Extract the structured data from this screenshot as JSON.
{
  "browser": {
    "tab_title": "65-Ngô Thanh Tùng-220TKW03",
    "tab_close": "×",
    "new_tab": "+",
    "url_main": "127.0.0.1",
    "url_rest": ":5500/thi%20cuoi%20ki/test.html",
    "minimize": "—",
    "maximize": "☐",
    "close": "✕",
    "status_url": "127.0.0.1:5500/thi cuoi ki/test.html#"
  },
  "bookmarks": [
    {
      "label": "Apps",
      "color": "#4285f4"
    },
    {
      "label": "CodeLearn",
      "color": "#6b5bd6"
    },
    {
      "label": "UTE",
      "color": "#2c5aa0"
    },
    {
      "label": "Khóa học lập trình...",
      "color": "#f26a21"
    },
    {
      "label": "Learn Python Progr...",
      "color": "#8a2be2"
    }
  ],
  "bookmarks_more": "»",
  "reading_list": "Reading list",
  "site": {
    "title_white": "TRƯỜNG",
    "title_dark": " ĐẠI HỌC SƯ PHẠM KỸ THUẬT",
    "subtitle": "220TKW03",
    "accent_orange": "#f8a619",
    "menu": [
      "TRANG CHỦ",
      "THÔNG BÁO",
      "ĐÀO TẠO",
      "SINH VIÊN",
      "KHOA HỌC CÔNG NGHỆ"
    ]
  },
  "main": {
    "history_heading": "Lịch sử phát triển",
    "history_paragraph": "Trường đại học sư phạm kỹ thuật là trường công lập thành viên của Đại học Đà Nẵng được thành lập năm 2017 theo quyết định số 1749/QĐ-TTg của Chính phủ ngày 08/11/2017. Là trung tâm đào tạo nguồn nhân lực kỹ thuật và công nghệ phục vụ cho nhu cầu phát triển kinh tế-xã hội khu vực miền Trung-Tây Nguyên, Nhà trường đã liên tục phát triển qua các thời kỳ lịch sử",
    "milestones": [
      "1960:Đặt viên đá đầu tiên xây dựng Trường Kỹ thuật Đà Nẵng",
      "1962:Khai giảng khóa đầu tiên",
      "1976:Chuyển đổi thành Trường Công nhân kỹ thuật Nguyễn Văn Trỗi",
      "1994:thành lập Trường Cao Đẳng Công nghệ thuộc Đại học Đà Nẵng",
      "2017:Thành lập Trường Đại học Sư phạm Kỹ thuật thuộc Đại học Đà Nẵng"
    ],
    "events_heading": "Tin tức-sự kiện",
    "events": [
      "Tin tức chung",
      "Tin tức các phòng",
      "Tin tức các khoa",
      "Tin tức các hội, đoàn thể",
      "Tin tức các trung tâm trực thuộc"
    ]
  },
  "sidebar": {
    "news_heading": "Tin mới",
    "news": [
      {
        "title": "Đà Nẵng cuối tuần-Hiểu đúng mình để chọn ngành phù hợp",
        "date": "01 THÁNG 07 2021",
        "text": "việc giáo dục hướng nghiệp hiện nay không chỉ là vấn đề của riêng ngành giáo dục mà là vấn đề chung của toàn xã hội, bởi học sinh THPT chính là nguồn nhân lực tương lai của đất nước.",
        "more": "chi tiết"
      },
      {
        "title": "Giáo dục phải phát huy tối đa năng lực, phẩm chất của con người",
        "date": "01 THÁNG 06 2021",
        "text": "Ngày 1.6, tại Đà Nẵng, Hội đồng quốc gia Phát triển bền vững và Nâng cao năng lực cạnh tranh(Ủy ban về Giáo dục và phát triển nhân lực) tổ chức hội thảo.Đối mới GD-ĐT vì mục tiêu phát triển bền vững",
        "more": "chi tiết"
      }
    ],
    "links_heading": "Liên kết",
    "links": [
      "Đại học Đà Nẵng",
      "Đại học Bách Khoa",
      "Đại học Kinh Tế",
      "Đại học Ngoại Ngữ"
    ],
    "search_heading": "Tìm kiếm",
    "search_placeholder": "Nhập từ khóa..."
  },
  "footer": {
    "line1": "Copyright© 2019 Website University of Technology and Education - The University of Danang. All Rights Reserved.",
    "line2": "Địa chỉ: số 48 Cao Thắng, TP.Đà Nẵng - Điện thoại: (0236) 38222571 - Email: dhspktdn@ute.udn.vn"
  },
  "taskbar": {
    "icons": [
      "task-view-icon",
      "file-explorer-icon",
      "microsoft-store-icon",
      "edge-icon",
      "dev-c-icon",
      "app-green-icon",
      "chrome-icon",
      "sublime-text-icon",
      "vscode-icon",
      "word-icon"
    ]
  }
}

Short problem
Copy out all of the records shown above exactly.

Solution for this task
Extract the structured data from this screenshot as JSON.
{
  "browser": {
    "tab_title": "65-Ngô Thanh Tùng-220TKW03",
    "tab_close": "×",
    "new_tab": "+",
    "url_main": "127.0.0.1",
    "url_rest": ":5500/thi%20cuoi%20ki/test.html",
    "minimize": "—",
    "maximize": "☐",
    "close": "✕",
    "status_url": "127.0.0.1:5500/thi cuoi ki/test.html#"
  },
  "bookmarks": [
    {
      "label": "Apps",
      "color": "#4285f4"
    },
    {
      "label": "CodeLearn",
      "color": "#6b5bd6"
    },
    {
      "label": "UTE",
      "color": "#2c5aa0"
    },
    {
      "label": "Khóa học lập trình...",
      "color": "#f26a21"
    },
    {
      "label": "Learn Python Progr...",
      "color": "#8a2be2"
    }
  ],
  "bookmarks_more": "»",
  "reading_list": "Reading list",
  "site": {
    "title_white": "TRƯỜNG",
    "title_dark": " ĐẠI HỌC SƯ PHẠM KỸ THUẬT",
    "subtitle": "220TKW03",
    "accent_orange": "#f8a619",
    "menu": [
      "TRANG CHỦ",
      "THÔNG BÁO",
      "ĐÀO TẠO",
      "SINH VIÊN",
      "KHOA HỌC CÔNG NGHỆ"
    ]
  },
  "main": {
    "history_heading": "Lịch sử phát triển",
    "history_paragraph": "Trường đại học sư phạm kỹ thuật là trường công lập thành viên của Đại học Đà Nẵng được thành lập năm 2017 theo quyết định số 1749/QĐ-TTg của Chính phủ ngày 08/11/2017. Là trung tâm đào tạo nguồn nhân lực kỹ thuật và công nghệ phục vụ cho nhu cầu phát triển kinh tế-xã hội khu vực miền Trung-Tây Nguyên, Nhà trường đã liên tục phát triển qua các thời kỳ lịch sử",
    "milestones": [
      "1960:Đặt viên đá đầu tiên xây dựng Trường Kỹ thuật Đà Nẵng",
      "1962:Khai giảng khóa đầu tiên",
      "1976:Chuyển đổi thành Trường Công nhân kỹ thuật Nguyễn Văn Trỗi",
      "1994:thành lập Trường Cao Đẳng Công nghệ thuộc Đại học Đà Nẵng",
      "2017:Thành lập Trường Đại học Sư phạm Kỹ thuật thuộc Đại học Đà Nẵng"
    ],
    "events_heading": "Tin tức-sự kiện",
    "events": [
      "Tin tức chung",
      "Tin tức các phòng",
      "Tin tức các khoa",
      "Tin tức các hội, đoàn thể",
      "Tin tức các trung tâm trực thuộc"
    ]
  },
  "sidebar": {
    "news_heading": "Tin mới",
    "news": [
      {
        "title": "Đà Nẵng cuối tuần-Hiểu đúng mình để chọn ngành phù hợp",
        "date": "01 THÁNG 07 2021",
        "text": "việc giáo dục hướng nghiệp hiện nay không chỉ là vấn đề của riêng ngành giáo dục mà là vấn đề chung của toàn xã hội, bởi học sinh THPT chính là nguồn nhân lực tương lai của đất nước.",
        "more": "chi tiết"
      },
      {
        "title": "Giáo dục phải phát huy tối đa năng lực, phẩm chất của con người",
        "date": "01 THÁNG 06 2021",
        "text": "Ngày 1.6, tại Đà Nẵng, Hội đồng quốc gia Phát triển bền vững và Nâng cao năng lực cạnh tranh(Ủy ban về Giáo dục và phát triển nhân lực) tổ chức hội thảo.Đối mới GD-ĐT vì mục tiêu phát triển bền vững",
        "more": "chi tiết"
      }
    ],
    "links_heading": "Liên kết",
    "links": [
      "Đại học Đà Nẵng",
      "Đại học Bách Khoa",
      "Đại học Kinh Tế",
      "Đại học Ngoại Ngữ"
    ],
    "search_heading": "Tìm kiếm",
    "search_placeholder": "Nhập từ khóa..."
  },
  "footer": {
    "line1": "Copyright© 2019 Website University of Technology and Education - The University of Danang. All Rights Reserved.",
    "line2": "Địa chỉ: số 48 Cao Thắng, TP.Đà Nẵng - Điện thoại: (0236) 38222571 - Email: dhspktdn@ute.udn.vn"
  },
  "taskbar": {
    "icons": [
      "task-view-icon",
      "file-explorer-icon",
      "microsoft-store-icon",
      "edge-icon",
      "dev-c-icon",
      "app-green-icon",
      "chrome-icon",
      "sublime-text-icon",
      "vscode-icon",
      "word-icon"
    ]
  }
}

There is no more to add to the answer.